WORK TO COMPLETE:
Copy the part of the Alzheimer's text starting at "If AI models" and ending at "develops over time.", swapping "doctors" for "physicians".

SOURCE DOCUMENT:
If AI models are trained on extensive neuroimaging data, such as MRI scans, they can learn to detect early indicators of Alzheimer’s disease with a high level of accuracy. These models are able to identify subtle patterns in the brain that may not be visible to human experts using traditional diagnostic methods. By recognizing these early changes, AI could support faster, more reliable diagnoses and help doctors begin treatment sooner. This advancement has the potential to improve patient outcomes, increase diagnostic consistency, and enhance our overall understanding of how Alzheimer’s disease develops over time.

WHAT IS ALZHEIMER’S?

Alzheimer’s is a disease that affects the brain, causing repercussions with memory, thinking, and behaviour. Common causes would be age [changes include shrinking of the brain, inflammation, breakdown of energy and blood vessel damage], genetic factors [alzheimer’s is also prone to being passed down between bloodline], and environmental and lifestyle factors can also cause this disease. It’s the common cause of dementia, which causes a person’s memory, thinking, and decision making skills to get worse over time. Here’s a step by step explanation of what happens when you get Alzheimer’s:

1. The brain starts to shrink and lose cells, which usually happens in the Hippocampus, Amygdala, Cerebellum, and Prefrontal Cortex, all which control memory in the brain.
2. Memory loss would be the first sign of Alzheimer’s, something small as forgetting what you talked about a couple minutes earlier.
3. Plaques [sticky protein clumps], which get in the way of cells that interact with each other, and makes it harder for the brain to work properly.
4. Their cognitive abilities would decline, causing them to forget more and more things, eventually leading to losing their motor skills, and the ability to speak clearly.

For example, in this image, you can clearly see that the ventricle of the Alzheimer’s disease brain is more expanded and large than the one in the healthy brain. Also, the Cerebral cortex has enlarged and darkened, with clearly visible brain tissue folds. There is also a visible shrinkage in the Hippocampi.

PROVIDED RECORDS:
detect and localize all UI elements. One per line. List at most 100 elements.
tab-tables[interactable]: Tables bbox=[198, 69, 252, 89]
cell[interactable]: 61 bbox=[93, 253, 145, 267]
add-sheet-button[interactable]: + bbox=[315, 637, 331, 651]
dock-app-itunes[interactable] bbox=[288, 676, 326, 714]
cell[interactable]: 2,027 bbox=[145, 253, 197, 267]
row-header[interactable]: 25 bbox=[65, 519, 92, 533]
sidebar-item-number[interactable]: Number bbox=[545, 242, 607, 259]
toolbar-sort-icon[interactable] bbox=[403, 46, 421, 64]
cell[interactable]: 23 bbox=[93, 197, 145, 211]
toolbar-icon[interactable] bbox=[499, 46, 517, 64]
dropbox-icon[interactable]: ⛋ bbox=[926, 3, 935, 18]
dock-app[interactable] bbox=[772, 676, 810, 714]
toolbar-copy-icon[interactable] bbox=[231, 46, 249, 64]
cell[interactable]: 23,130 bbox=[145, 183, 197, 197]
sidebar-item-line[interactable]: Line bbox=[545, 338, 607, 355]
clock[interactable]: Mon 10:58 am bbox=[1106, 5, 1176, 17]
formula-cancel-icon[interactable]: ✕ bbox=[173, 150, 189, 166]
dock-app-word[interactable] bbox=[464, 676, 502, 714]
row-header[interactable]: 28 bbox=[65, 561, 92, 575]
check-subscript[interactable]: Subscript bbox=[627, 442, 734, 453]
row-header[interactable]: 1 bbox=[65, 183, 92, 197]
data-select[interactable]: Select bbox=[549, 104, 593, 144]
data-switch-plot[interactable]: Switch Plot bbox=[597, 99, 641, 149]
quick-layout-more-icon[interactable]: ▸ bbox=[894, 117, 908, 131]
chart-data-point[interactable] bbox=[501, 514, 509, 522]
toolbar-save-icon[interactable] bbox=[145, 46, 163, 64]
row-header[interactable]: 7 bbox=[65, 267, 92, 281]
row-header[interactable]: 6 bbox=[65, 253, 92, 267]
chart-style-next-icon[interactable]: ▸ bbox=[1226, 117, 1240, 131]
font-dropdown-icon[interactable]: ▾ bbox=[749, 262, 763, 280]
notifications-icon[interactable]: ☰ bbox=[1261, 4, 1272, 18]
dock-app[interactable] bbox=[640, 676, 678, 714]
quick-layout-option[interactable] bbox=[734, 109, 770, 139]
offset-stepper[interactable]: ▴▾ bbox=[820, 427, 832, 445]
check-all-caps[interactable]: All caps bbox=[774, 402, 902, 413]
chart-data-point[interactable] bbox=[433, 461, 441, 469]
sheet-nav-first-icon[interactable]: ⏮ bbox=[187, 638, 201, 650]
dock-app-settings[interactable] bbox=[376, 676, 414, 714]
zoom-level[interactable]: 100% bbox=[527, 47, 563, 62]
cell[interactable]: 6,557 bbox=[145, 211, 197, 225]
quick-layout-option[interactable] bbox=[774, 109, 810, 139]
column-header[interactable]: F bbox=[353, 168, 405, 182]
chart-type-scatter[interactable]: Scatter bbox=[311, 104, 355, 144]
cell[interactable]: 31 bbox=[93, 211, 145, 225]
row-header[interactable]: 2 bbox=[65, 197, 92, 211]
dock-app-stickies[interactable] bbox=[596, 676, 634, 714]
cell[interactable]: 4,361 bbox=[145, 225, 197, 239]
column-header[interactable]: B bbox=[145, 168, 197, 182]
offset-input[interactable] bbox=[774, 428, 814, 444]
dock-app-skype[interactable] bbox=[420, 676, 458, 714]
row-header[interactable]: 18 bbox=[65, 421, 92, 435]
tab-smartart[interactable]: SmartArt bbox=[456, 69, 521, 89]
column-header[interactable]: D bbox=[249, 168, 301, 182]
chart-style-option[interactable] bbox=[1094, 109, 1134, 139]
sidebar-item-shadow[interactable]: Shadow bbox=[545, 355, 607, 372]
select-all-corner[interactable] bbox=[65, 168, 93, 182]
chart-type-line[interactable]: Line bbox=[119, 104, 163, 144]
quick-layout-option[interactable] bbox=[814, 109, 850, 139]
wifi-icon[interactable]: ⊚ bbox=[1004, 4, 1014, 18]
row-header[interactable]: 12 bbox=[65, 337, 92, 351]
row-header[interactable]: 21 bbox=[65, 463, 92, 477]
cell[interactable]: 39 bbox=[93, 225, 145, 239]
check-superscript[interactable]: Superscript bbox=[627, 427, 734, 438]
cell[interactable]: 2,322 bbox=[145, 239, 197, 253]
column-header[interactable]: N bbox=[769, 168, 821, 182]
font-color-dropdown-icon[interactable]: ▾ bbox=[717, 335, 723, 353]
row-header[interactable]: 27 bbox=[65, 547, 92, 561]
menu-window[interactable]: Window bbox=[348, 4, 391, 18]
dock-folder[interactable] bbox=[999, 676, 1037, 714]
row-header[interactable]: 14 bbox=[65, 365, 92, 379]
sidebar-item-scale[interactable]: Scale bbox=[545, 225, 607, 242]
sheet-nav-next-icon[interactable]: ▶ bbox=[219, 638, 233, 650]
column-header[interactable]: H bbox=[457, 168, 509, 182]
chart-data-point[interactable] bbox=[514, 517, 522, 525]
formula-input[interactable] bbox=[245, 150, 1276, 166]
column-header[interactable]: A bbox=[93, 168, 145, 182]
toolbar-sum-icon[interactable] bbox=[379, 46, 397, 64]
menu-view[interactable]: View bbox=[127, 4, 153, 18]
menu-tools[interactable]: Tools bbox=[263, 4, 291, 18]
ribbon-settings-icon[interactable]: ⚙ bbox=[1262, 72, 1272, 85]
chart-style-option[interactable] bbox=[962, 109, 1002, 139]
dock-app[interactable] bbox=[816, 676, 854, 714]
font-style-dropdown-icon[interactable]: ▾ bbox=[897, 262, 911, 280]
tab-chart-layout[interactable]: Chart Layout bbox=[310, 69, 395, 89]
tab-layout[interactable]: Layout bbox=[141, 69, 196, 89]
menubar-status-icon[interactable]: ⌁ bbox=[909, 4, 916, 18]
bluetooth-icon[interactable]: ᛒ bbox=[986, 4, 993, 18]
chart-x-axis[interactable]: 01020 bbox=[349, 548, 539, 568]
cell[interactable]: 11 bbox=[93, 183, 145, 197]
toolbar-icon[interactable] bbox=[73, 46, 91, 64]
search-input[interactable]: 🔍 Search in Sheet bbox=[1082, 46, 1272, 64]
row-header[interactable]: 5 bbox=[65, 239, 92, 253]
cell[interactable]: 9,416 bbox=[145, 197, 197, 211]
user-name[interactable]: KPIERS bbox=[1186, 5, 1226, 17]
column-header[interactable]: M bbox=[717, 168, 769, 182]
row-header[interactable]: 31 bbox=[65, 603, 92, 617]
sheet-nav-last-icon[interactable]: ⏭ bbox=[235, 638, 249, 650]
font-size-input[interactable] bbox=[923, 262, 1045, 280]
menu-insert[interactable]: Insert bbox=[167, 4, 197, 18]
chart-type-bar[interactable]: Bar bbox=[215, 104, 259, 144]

RESULT FOR THIS EXERCISE:
If AI models are trained on extensive neuroimaging data, such as MRI scans, they can learn to detect early indicators of Alzheimer’s disease with a high level of accuracy. These models are able to identify subtle patterns in the brain that may not be visible to human experts using traditional diagnostic methods. By recognizing these early changes, AI could support faster, more reliable diagnoses and help physicians begin treatment sooner. This advancement has the potential to improve patient outcomes, increase diagnostic consistency, and enhance our overall understanding of how Alzheimer’s disease develops over time.